* [Your objective] Set down the full data below exactly as given, please.

───── Records supplied ─────

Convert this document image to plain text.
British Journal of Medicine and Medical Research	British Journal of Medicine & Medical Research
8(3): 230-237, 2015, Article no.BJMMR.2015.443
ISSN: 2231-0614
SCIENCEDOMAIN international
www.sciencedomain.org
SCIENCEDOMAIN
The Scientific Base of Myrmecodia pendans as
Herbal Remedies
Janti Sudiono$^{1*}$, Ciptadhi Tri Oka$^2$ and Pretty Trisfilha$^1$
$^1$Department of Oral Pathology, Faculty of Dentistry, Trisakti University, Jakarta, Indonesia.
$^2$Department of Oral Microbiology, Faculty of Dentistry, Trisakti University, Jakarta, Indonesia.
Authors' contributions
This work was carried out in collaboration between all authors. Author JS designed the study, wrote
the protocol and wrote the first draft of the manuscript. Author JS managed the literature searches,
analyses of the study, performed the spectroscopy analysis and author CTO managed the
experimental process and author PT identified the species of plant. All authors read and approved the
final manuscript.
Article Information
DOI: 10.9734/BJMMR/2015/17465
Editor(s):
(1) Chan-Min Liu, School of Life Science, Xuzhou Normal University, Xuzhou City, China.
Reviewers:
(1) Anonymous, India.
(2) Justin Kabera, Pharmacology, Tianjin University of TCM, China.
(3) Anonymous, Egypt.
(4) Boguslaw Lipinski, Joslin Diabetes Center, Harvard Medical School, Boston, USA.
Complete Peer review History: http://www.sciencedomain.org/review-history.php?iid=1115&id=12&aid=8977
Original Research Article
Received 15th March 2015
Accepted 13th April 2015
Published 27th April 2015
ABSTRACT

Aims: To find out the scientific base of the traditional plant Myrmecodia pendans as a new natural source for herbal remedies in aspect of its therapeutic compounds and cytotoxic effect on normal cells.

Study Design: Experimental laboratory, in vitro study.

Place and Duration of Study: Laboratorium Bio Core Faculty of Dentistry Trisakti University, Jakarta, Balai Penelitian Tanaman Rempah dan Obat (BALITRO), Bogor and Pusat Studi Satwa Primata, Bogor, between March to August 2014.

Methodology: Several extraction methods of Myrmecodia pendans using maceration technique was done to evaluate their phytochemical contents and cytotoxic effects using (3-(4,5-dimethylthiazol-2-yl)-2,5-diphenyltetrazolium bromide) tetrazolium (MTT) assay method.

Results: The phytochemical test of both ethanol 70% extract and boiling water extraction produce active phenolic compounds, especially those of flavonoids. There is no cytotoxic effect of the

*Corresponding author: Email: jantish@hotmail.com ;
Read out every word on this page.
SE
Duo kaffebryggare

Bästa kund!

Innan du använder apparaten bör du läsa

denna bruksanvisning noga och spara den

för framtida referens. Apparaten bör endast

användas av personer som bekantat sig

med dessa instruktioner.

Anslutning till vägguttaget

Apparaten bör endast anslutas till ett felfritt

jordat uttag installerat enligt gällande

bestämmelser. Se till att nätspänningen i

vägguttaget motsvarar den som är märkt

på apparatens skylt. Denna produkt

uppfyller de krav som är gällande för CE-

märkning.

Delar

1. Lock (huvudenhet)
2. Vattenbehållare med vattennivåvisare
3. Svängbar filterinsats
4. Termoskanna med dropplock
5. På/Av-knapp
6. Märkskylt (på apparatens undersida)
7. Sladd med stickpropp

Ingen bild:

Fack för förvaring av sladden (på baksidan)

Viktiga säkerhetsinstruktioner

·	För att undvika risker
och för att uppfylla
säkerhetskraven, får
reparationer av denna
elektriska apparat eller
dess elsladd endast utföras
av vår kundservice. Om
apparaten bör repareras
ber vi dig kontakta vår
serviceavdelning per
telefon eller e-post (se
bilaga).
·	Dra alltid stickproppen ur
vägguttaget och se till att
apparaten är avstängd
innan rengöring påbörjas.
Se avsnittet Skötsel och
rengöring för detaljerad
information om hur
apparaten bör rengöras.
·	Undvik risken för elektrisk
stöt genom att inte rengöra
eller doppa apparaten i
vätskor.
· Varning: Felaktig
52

─────

* [Solution to the exercise]
Convert this document image to plain text.
British Journal of Medicine and Medical Research	British Journal of Medicine & Medical Research
8(3): 230-237, 2015, Article no.BJMMR.2015.443
ISSN: 2231-0614
SCIENCEDOMAIN international
www.sciencedomain.org
SCIENCEDOMAIN
The Scientific Base of Myrmecodia pendans as
Herbal Remedies
Janti Sudiono$^{1*}$, Ciptadhi Tri Oka$^2$ and Pretty Trisfilha$^1$
$^1$Department of Oral Pathology, Faculty of Dentistry, Trisakti University, Jakarta, Indonesia.
$^2$Department of Oral Microbiology, Faculty of Dentistry, Trisakti University, Jakarta, Indonesia.
Authors' contributions
This work was carried out in collaboration between all authors. Author JS designed the study, wrote
the protocol and wrote the first draft of the manuscript. Author JS managed the literature searches,
analyses of the study, performed the spectroscopy analysis and author CTO managed the
experimental process and author PT identified the species of plant. All authors read and approved the
final manuscript.
Article Information
DOI: 10.9734/BJMMR/2015/17465
Editor(s):
(1) Chan-Min Liu, School of Life Science, Xuzhou Normal University, Xuzhou City, China.
Reviewers:
(1) Anonymous, India.
(2) Justin Kabera, Pharmacology, Tianjin University of TCM, China.
(3) Anonymous, Egypt.
(4) Boguslaw Lipinski, Joslin Diabetes Center, Harvard Medical School, Boston, USA.
Complete Peer review History: http://www.sciencedomain.org/review-history.php?iid=1115&id=12&aid=8977
Original Research Article
Received 15th March 2015
Accepted 13th April 2015
Published 27th April 2015
ABSTRACT

Aims: To find out the scientific base of the traditional plant Myrmecodia pendans as a new natural source for herbal remedies in aspect of its therapeutic compounds and cytotoxic effect on normal cells.

Study Design: Experimental laboratory, in vitro study.

Place and Duration of Study: Laboratorium Bio Core Faculty of Dentistry Trisakti University, Jakarta, Balai Penelitian Tanaman Rempah dan Obat (BALITRO), Bogor and Pusat Studi Satwa Primata, Bogor, between March to August 2014.

Methodology: Several extraction methods of Myrmecodia pendans using maceration technique was done to evaluate their phytochemical contents and cytotoxic effects using (3-(4,5-dimethylthiazol-2-yl)-2,5-diphenyltetrazolium bromide) tetrazolium (MTT) assay method.

Results: The phytochemical test of both ethanol 70% extract and boiling water extraction produce active phenolic compounds, especially those of flavonoids. There is no cytotoxic effect of the

*Corresponding author: Email: jantish@hotmail.com ;
Read out every word on this page.
SE
Duo kaffebryggare

Bästa kund!

Innan du använder apparaten bör du läsa

denna bruksanvisning noga och spara den

för framtida referens. Apparaten bör endast

användas av personer som bekantat sig

med dessa instruktioner.

Anslutning till vägguttaget

Apparaten bör endast anslutas till ett felfritt

jordat uttag installerat enligt gällande

bestämmelser. Se till att nätspänningen i

vägguttaget motsvarar den som är märkt

på apparatens skylt. Denna produkt

uppfyller de krav som är gällande för CE-

märkning.

Delar

1. Lock (huvudenhet)
2. Vattenbehållare med vattennivåvisare
3. Svängbar filterinsats
4. Termoskanna med dropplock
5. På/Av-knapp
6. Märkskylt (på apparatens undersida)
7. Sladd med stickpropp

Ingen bild:

Fack för förvaring av sladden (på baksidan)

Viktiga säkerhetsinstruktioner

·	För att undvika risker
och för att uppfylla
säkerhetskraven, får
reparationer av denna
elektriska apparat eller
dess elsladd endast utföras
av vår kundservice. Om
apparaten bör repareras
ber vi dig kontakta vår
serviceavdelning per
telefon eller e-post (se
bilaga).
·	Dra alltid stickproppen ur
vägguttaget och se till att
apparaten är avstängd
innan rengöring påbörjas.
Se avsnittet Skötsel och
rengöring för detaljerad
information om hur
apparaten bör rengöras.
·	Undvik risken för elektrisk
stöt genom att inte rengöra
eller doppa apparaten i
vätskor.
· Varning: Felaktig
52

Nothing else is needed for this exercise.